▶ Problem
Select, from the data, each line where "name" occurs.

Source records:
******

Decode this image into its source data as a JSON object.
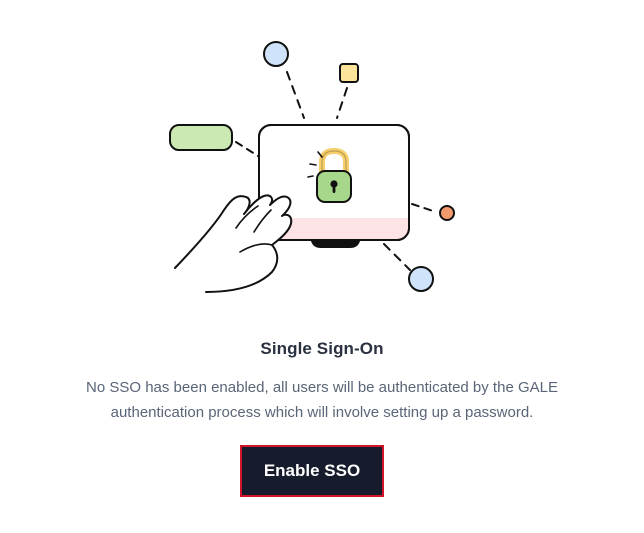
{
  "illustration": {
    "icon": "monitor-with-lock",
    "lock_body_color": "#a6d78a",
    "lock_shackle_color": "#f6cf6a",
    "screen_bottom_color": "#fde3e6",
    "node_blue_color": "#cfe4fb",
    "node_yellow_color": "#fde49b",
    "node_orange_color": "#f39a6e",
    "pill_green_color": "#cbeab3"
  },
  "empty_state": {
    "title": "Single Sign-On",
    "description": "No SSO has been enabled, all users will be authenticated by the GALE authentication process which will involve setting up a password.",
    "button_label": "Enable SSO"
  },
  "colors": {
    "button_bg": "#161c2b",
    "button_border_highlight": "#d0142a",
    "title_text": "#2a3140",
    "body_text": "#5a6577"
  }
}
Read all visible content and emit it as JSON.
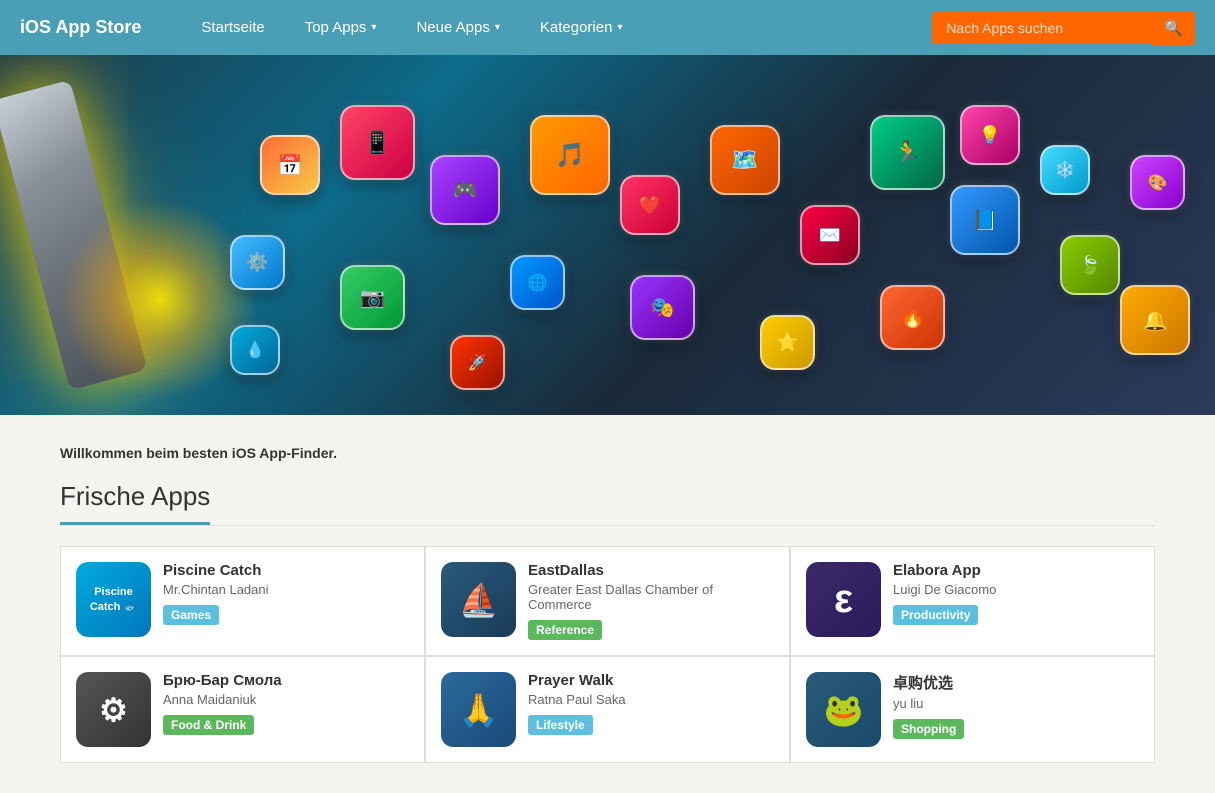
{
  "brand": "iOS App Store",
  "nav": {
    "startseite": "Startseite",
    "top_apps": "Top Apps",
    "neue_apps": "Neue Apps",
    "kategorien": "Kategorien"
  },
  "search": {
    "placeholder": "Nach Apps suchen",
    "icon": "🔍"
  },
  "welcome": "Willkommen beim besten iOS App-Finder.",
  "section": {
    "title": "Frische Apps"
  },
  "apps": [
    {
      "name": "Piscine Catch",
      "author": "Mr.Chintan Ladani",
      "category": "Games",
      "cat_class": "cat-games",
      "icon_class": "icon-piscine",
      "icon_text": "Piscine\nCatch 🐟",
      "description": ""
    },
    {
      "name": "EastDallas",
      "author": "Greater East Dallas Chamber of Commerce",
      "category": "Reference",
      "cat_class": "cat-reference",
      "icon_class": "icon-eastdallas",
      "icon_text": "⛵",
      "description": ""
    },
    {
      "name": "Elabora App",
      "author": "Luigi De Giacomo",
      "category": "Productivity",
      "cat_class": "cat-productivity",
      "icon_class": "icon-elabora",
      "icon_text": "ε",
      "description": ""
    },
    {
      "name": "Брю-Бар Смола",
      "author": "Anna Maidaniuk",
      "category": "Food & Drink",
      "cat_class": "cat-food",
      "icon_class": "icon-bryu",
      "icon_text": "⚙",
      "description": ""
    },
    {
      "name": "Prayer Walk",
      "author": "Ratna Paul Saka",
      "category": "Lifestyle",
      "cat_class": "cat-lifestyle",
      "icon_class": "icon-prayer",
      "icon_text": "🙏",
      "description": ""
    },
    {
      "name": "卓购优选",
      "author": "yu liu",
      "category": "Shopping",
      "cat_class": "cat-shopping",
      "icon_class": "icon-zhuogou",
      "icon_text": "🐸",
      "description": ""
    }
  ],
  "icons": {
    "caret": "▾",
    "search": "🔍"
  }
}
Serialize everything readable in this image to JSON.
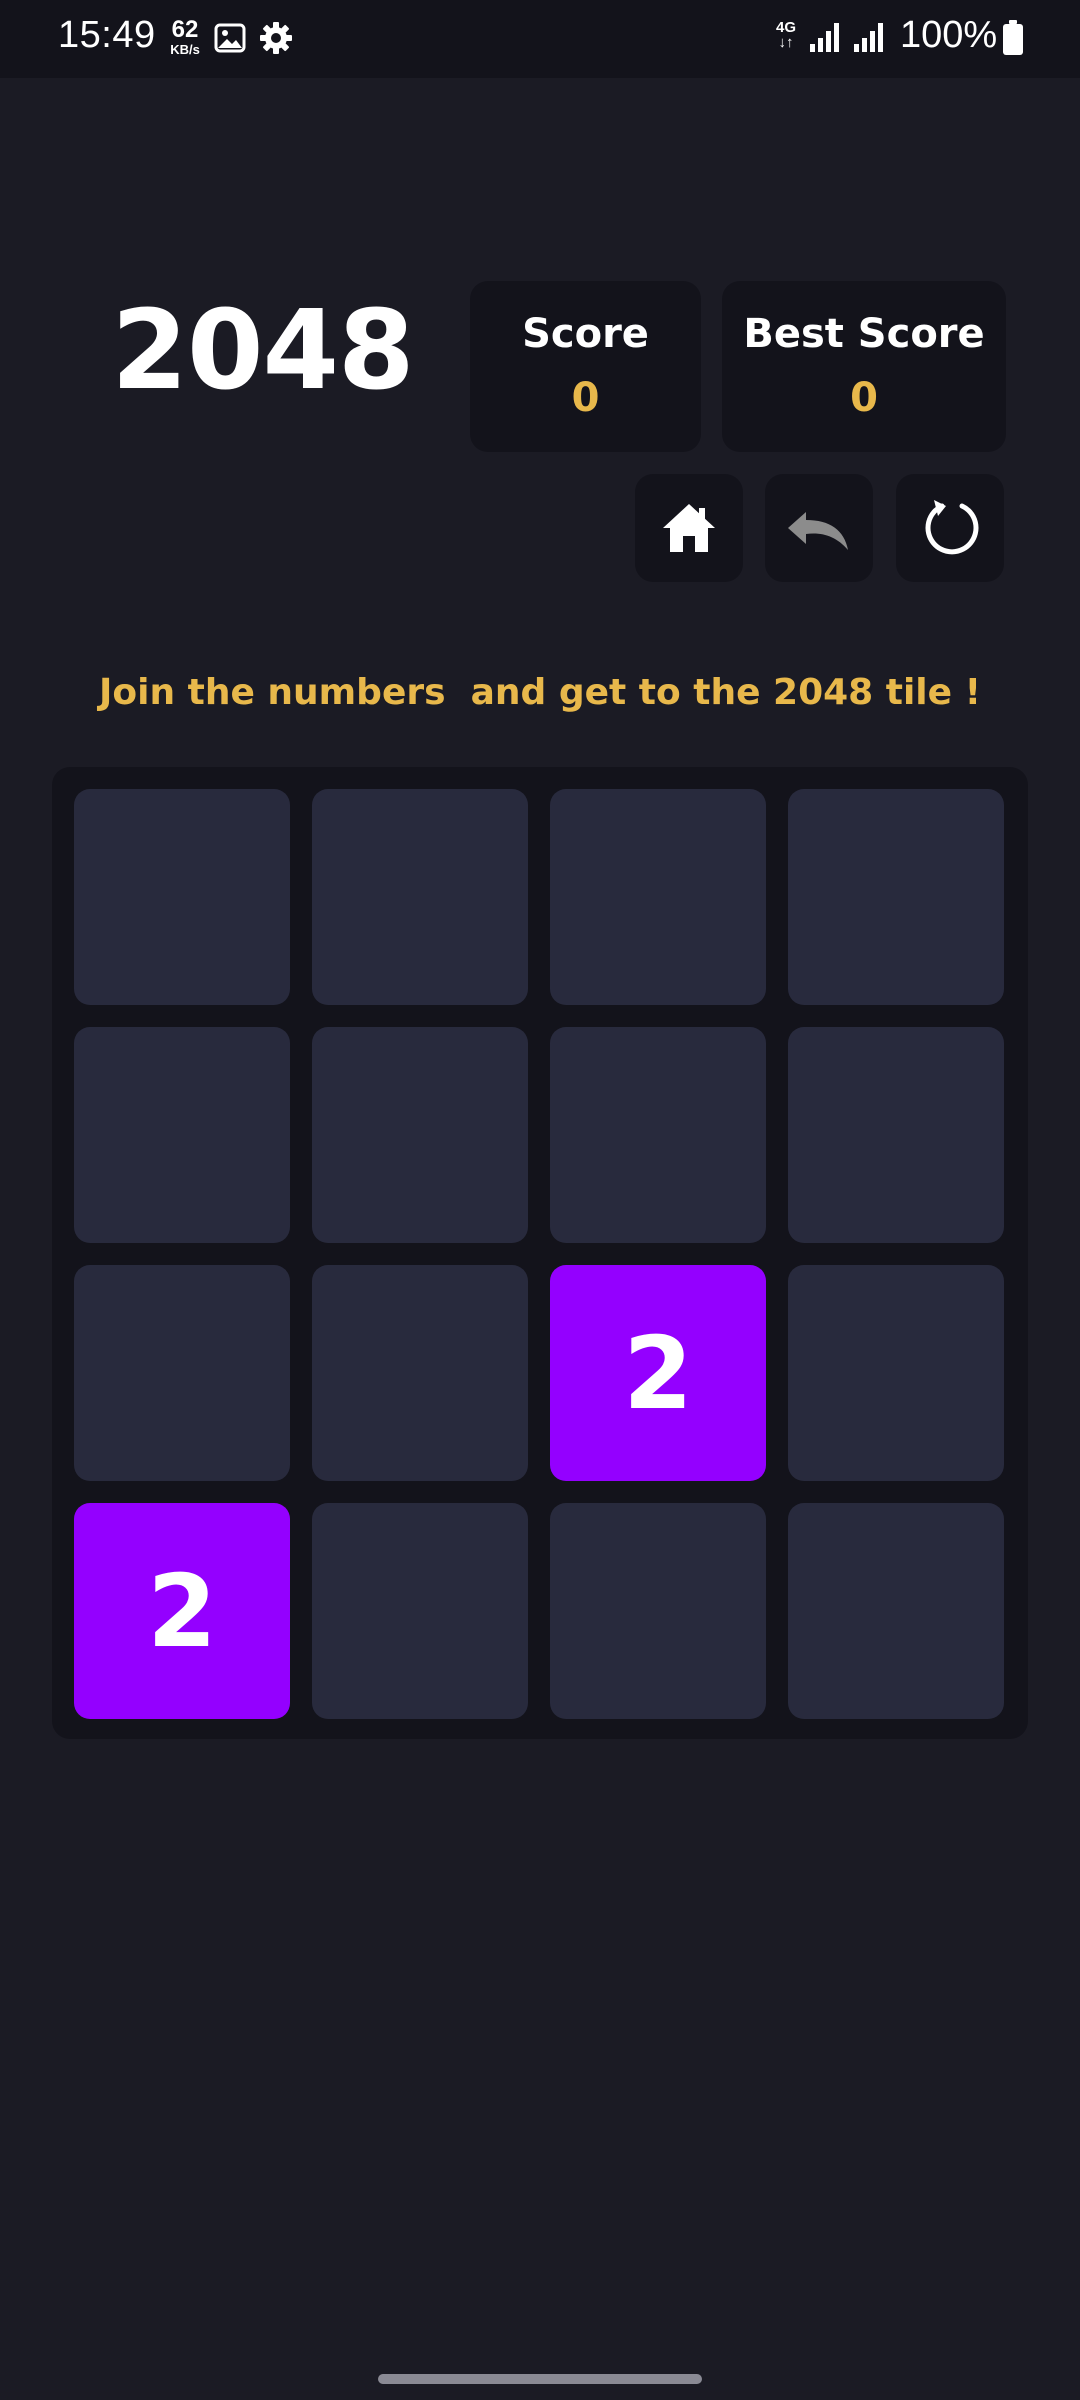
{
  "status_bar": {
    "time": "15:49",
    "net_speed_value": "62",
    "net_speed_unit": "KB/s",
    "network_type": "4G",
    "battery": "100%"
  },
  "game": {
    "title": "2048",
    "score_label": "Score",
    "score_value": "0",
    "best_label": "Best Score",
    "best_value": "0",
    "hint": "Join the numbers  and get to the 2048 tile !",
    "buttons": [
      "home-icon",
      "undo-icon",
      "restart-icon"
    ],
    "tile_color": "#9400ff",
    "accent_color": "#e8b84b",
    "board": [
      [
        "",
        "",
        "",
        ""
      ],
      [
        "",
        "",
        "",
        ""
      ],
      [
        "",
        "",
        "2",
        ""
      ],
      [
        "2",
        "",
        "",
        ""
      ]
    ]
  }
}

******

▶ Solution for this problem
      "name": "Piscine Catch",
      "name": "EastDallas",
      "name": "Elabora App",
      "name": "Брю-Бар Смола",
      "name": "Prayer Walk",
      "name": "卓购优选",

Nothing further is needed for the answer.